### OBJECTIVE:
In the entries, find all lines that hold the word "related" and copy them.
━━━ RECORD EXCERPTS ━━━
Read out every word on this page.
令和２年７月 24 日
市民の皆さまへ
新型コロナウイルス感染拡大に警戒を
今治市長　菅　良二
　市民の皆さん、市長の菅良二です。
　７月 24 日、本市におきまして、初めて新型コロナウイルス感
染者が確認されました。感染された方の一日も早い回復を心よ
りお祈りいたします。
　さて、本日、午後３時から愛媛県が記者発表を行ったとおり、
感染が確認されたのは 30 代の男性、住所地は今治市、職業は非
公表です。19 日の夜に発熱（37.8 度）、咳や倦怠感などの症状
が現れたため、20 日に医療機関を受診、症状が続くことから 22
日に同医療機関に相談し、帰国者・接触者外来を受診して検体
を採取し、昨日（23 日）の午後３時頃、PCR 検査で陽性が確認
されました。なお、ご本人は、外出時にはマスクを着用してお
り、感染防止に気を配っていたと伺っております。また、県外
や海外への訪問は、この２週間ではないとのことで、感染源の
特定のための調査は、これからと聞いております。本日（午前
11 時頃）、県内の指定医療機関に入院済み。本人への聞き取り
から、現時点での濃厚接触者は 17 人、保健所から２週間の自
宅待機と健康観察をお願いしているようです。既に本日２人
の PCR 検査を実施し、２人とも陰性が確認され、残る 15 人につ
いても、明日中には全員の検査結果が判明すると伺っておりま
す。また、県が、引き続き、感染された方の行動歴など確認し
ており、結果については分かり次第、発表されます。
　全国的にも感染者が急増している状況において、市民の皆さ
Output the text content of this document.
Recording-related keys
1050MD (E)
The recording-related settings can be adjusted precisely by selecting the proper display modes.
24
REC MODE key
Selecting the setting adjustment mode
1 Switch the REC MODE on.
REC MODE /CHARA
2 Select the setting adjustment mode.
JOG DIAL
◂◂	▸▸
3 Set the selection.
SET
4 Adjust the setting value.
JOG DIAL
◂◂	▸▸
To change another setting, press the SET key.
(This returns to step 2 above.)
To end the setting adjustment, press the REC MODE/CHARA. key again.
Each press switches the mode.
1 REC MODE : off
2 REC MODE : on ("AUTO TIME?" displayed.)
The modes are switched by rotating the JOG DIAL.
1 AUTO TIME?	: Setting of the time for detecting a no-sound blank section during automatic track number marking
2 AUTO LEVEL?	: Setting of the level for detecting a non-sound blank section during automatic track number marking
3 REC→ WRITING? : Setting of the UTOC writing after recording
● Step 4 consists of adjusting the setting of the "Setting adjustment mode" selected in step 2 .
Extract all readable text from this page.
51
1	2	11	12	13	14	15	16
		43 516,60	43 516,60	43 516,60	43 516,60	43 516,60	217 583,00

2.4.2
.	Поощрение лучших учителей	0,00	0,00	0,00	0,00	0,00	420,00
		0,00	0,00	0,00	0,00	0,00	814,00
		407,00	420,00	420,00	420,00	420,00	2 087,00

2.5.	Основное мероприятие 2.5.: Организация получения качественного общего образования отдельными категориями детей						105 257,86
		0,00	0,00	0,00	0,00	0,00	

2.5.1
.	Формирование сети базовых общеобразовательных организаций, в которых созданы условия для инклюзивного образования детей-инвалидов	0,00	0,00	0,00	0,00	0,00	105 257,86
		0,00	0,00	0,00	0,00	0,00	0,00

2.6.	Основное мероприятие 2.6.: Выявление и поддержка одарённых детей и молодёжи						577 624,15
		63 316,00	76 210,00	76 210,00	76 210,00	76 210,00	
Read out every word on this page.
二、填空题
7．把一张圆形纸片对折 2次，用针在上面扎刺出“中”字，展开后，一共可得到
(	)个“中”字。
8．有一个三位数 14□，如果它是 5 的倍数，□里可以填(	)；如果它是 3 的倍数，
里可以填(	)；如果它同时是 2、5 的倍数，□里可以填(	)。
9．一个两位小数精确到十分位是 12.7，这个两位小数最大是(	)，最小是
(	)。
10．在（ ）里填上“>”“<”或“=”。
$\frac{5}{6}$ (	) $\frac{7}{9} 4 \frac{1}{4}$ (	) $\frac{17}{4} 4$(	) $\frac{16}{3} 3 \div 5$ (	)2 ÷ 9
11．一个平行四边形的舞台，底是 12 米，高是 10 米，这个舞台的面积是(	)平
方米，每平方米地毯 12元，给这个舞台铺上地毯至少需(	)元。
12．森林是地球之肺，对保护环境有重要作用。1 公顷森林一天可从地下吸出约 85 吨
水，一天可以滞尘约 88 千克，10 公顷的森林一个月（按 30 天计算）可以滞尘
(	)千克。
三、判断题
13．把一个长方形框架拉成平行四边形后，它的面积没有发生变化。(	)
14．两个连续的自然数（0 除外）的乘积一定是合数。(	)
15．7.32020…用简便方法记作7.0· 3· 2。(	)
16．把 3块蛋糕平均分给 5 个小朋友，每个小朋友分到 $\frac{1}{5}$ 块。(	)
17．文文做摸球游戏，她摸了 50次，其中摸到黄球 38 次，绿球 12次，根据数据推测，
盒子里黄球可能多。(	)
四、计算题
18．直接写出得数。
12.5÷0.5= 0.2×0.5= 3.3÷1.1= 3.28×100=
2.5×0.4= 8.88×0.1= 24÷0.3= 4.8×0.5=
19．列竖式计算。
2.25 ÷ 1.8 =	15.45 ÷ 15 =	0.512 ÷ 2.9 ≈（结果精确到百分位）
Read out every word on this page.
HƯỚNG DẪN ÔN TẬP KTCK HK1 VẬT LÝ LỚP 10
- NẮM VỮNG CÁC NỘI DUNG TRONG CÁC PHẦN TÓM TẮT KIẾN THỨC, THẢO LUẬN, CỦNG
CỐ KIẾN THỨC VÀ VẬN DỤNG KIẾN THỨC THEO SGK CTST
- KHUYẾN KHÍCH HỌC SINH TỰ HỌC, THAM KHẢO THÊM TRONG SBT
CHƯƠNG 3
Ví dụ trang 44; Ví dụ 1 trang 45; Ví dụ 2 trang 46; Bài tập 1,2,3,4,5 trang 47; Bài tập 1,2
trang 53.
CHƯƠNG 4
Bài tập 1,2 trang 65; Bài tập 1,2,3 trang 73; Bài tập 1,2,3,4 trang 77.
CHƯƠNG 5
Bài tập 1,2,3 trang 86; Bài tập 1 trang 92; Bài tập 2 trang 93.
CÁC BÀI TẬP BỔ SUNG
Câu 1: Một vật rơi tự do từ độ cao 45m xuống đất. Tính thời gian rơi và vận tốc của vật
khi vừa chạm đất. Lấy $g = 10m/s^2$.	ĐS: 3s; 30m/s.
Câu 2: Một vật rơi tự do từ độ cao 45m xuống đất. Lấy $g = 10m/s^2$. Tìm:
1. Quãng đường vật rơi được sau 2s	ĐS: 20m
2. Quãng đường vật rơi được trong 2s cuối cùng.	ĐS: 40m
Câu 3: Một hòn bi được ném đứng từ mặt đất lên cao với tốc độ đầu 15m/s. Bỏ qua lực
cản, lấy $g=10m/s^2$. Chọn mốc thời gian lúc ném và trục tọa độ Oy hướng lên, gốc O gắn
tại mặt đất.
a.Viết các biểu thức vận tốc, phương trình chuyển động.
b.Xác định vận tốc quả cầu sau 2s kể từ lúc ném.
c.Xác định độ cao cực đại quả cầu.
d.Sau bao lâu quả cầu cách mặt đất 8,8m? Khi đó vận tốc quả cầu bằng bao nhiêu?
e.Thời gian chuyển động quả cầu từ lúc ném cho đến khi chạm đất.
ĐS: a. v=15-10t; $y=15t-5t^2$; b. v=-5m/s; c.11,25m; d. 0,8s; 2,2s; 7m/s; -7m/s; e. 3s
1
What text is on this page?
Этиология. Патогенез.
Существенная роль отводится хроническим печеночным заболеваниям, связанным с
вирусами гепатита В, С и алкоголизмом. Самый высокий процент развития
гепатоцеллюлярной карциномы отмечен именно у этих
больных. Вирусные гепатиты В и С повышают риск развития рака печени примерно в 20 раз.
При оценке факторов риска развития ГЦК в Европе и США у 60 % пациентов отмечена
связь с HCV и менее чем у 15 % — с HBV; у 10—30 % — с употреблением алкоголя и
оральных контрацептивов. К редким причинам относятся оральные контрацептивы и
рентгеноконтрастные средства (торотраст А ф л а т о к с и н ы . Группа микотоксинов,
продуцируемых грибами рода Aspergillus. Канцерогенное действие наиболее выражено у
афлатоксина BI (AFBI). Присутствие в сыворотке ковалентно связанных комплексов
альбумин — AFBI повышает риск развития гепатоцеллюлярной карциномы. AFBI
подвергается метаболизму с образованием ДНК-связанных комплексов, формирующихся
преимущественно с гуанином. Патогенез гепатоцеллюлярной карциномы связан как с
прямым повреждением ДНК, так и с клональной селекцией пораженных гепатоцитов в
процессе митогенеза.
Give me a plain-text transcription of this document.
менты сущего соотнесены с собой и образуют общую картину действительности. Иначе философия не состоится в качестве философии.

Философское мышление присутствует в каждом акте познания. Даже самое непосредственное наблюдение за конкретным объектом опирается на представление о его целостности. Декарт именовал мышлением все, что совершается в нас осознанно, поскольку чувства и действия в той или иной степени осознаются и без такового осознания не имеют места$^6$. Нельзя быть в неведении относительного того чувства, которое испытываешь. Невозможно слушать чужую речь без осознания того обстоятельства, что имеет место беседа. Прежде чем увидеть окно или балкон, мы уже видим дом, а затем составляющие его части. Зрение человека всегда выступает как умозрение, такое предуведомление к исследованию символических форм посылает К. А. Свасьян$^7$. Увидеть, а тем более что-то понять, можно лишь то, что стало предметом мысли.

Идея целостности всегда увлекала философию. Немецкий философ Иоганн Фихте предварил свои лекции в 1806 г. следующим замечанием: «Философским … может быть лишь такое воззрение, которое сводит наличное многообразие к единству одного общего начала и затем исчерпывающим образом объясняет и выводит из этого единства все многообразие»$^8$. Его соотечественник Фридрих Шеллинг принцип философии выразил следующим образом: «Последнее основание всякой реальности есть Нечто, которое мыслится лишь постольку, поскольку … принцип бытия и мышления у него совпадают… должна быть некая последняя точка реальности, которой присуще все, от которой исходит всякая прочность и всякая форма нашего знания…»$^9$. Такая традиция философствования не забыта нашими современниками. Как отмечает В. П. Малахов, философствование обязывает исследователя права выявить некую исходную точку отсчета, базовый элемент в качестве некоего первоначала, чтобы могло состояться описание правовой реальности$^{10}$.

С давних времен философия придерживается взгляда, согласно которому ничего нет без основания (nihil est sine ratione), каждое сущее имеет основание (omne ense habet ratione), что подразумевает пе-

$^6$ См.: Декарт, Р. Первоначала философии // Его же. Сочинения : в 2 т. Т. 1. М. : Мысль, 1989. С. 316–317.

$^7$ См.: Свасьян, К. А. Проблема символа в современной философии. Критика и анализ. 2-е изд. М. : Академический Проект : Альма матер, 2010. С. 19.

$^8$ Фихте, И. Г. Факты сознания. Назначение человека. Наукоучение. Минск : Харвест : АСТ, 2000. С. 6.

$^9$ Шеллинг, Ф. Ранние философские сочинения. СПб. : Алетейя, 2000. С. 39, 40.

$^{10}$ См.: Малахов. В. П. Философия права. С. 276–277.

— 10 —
━━━
### REPLY TO THE EXERCISE:
Recording-related keys
The recording-related settings can be adjusted precisely by selecting the proper display modes.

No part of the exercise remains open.